→ Exercise task:
Copy everything in the data below exactly except the pictures.

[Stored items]
Start

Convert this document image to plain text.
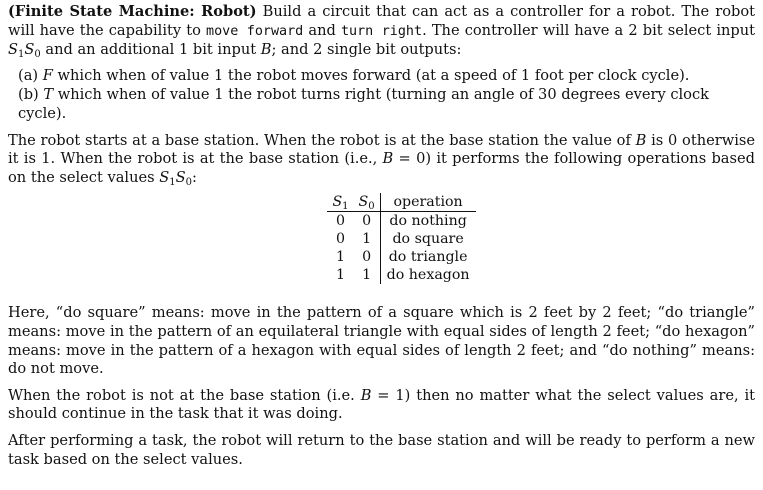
(Finite State Machine: Robot) Build a circuit that can act as a controller for a robot. The robot will have the capability to move forward and turn right. The controller will have a 2 bit select input $S_1S_0$ and an additional 1 bit input B; and 2 single bit outputs:

(a) F which when of value 1 the robot moves forward (at a speed of 1 foot per clock cycle).
(b) T which when of value 1 the robot turns right (turning an angle of 30 degrees every clock cycle).

The robot starts at a base station. When the robot is at the base station the value of B is 0 otherwise it is 1. When the robot is at the base station (i.e., B = 0) it performs the following operations based on the select values $S_1S_0$:

$S_1$	$S_0$	operation
0	0	do nothing
0	1	do square
1	0	do triangle
1	1	do hexagon

Here, “do square” means: move in the pattern of a square which is 2 feet by 2 feet; “do triangle” means: move in the pattern of an equilateral triangle with equal sides of length 2 feet; “do hexagon” means: move in the pattern of a hexagon with equal sides of length 2 feet; and “do nothing” means: do not move.

When the robot is not at the base station (i.e. B = 1) then no matter what the select values are, it should continue in the task that it was doing.

After performing a task, the robot will return to the base station and will be ready to perform a new task based on the select values.
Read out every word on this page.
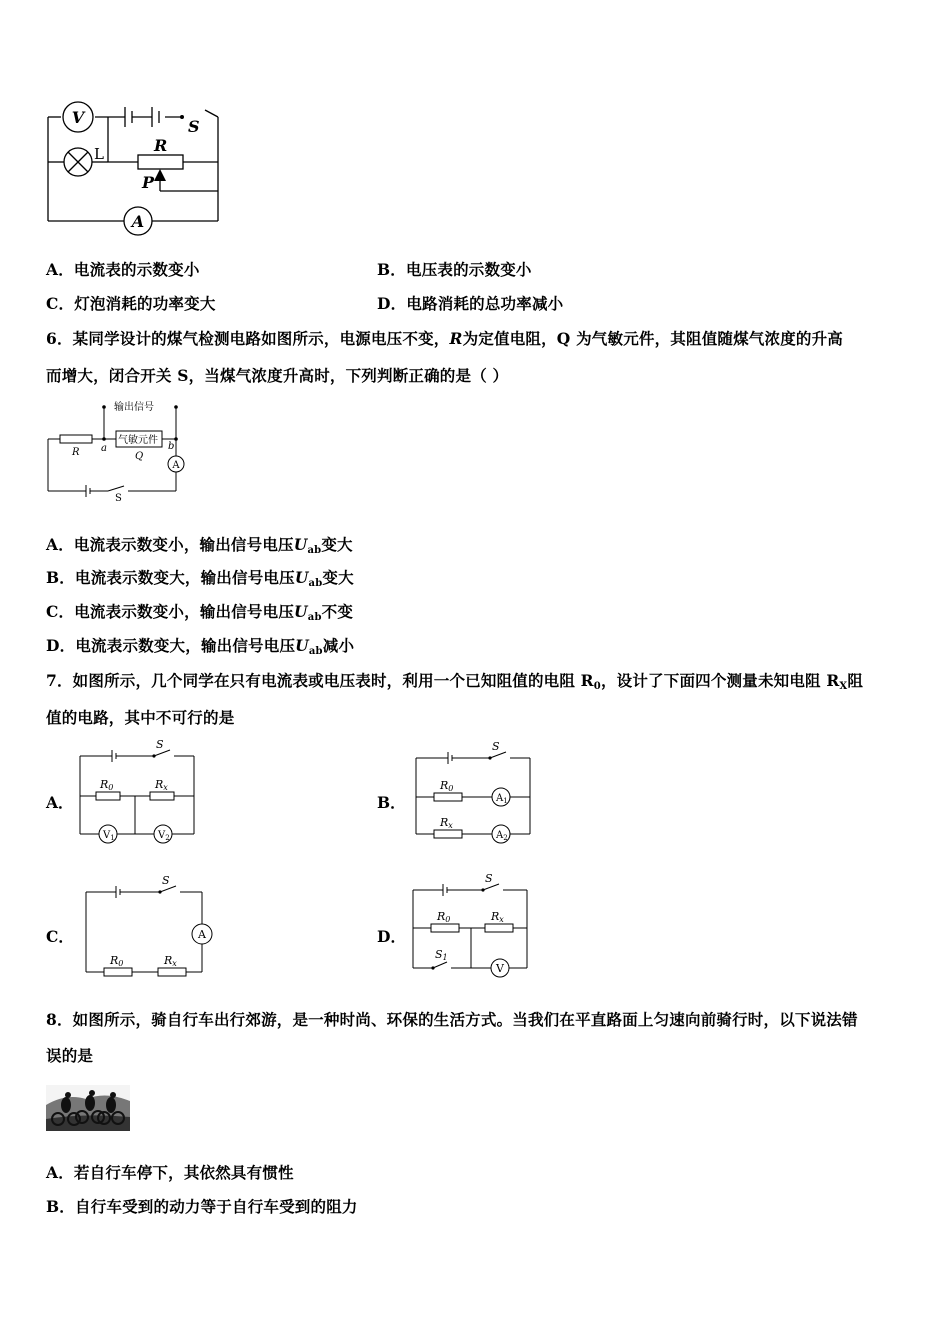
V	S
L	R
P
A
A．电流表的示数变小	B．电压表的示数变小
C．灯泡消耗的功率变大	D．电路消耗的总功率减小
6．某同学设计的煤气检测电路如图所示，电源电压不变，R为定值电阻，Q 为气敏元件，其阻值随煤气浓度的升高
而增大，闭合开关 S，当煤气浓度升高时，下列判断正确的是（ ）
输出信号
气敏元件
R a
Q
b
A
S
A．电流表示数变小，输出信号电压$U_{ab}$变大
B．电流表示数变大，输出信号电压$U_{ab}$变大
C．电流表示数变小，输出信号电压$U_{ab}$不变
D．电流表示数变大，输出信号电压$U_{ab}$减小
7．如图所示，几个同学在只有电流表或电压表时，利用一个已知阻值的电阻 $R_0$，设计了下面四个测量未知电阻 $R_X$阻
值的电路，其中不可行的是
A．	B．
C．	D．
S
R0	Rx
$V_1$	$V_2$
S
R0
Rx
$A_1$
$A_2$
S
A
R0	Rx
S
R0	Rx
S1
V
8．如图所示，骑自行车出行郊游，是一种时尚、环保的生活方式。当我们在平直路面上匀速向前骑行时，以下说法错
误的是
A．若自行车停下，其依然具有惯性
B．自行车受到的动力等于自行车受到的阻力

End

→ Result of the task:
Convert this document image to plain text.
(Finite State Machine: Robot) Build a circuit that can act as a controller for a robot. The robot will have the capability to move forward and turn right. The controller will have a 2 bit select input $S_1S_0$ and an additional 1 bit input B; and 2 single bit outputs:

(a) F which when of value 1 the robot moves forward (at a speed of 1 foot per clock cycle).
(b) T which when of value 1 the robot turns right (turning an angle of 30 degrees every clock cycle).

The robot starts at a base station. When the robot is at the base station the value of B is 0 otherwise it is 1. When the robot is at the base station (i.e., B = 0) it performs the following operations based on the select values $S_1S_0$:

$S_1$	$S_0$	operation
0	0	do nothing
0	1	do square
1	0	do triangle
1	1	do hexagon

Here, “do square” means: move in the pattern of a square which is 2 feet by 2 feet; “do triangle” means: move in the pattern of an equilateral triangle with equal sides of length 2 feet; “do hexagon” means: move in the pattern of a hexagon with equal sides of length 2 feet; and “do nothing” means: do not move.

When the robot is not at the base station (i.e. B = 1) then no matter what the select values are, it should continue in the task that it was doing.

After performing a task, the robot will return to the base station and will be ready to perform a new task based on the select values.
Read out every word on this page.
V	S
L	R
P
A
A．电流表的示数变小	B．电压表的示数变小
C．灯泡消耗的功率变大	D．电路消耗的总功率减小
6．某同学设计的煤气检测电路如图所示，电源电压不变，R为定值电阻，Q 为气敏元件，其阻值随煤气浓度的升高
而增大，闭合开关 S，当煤气浓度升高时，下列判断正确的是（ ）
输出信号
气敏元件
R a
Q
b
A
S
A．电流表示数变小，输出信号电压$U_{ab}$变大
B．电流表示数变大，输出信号电压$U_{ab}$变大
C．电流表示数变小，输出信号电压$U_{ab}$不变
D．电流表示数变大，输出信号电压$U_{ab}$减小
7．如图所示，几个同学在只有电流表或电压表时，利用一个已知阻值的电阻 $R_0$，设计了下面四个测量未知电阻 $R_X$阻
值的电路，其中不可行的是
A．	B．
C．	D．
S
R0	Rx
$V_1$	$V_2$
S
R0
Rx
$A_1$
$A_2$
S
A
R0	Rx
S
R0	Rx
S1
V
8．如图所示，骑自行车出行郊游，是一种时尚、环保的生活方式。当我们在平直路面上匀速向前骑行时，以下说法错
误的是
A．若自行车停下，其依然具有惯性
B．自行车受到的动力等于自行车受到的阻力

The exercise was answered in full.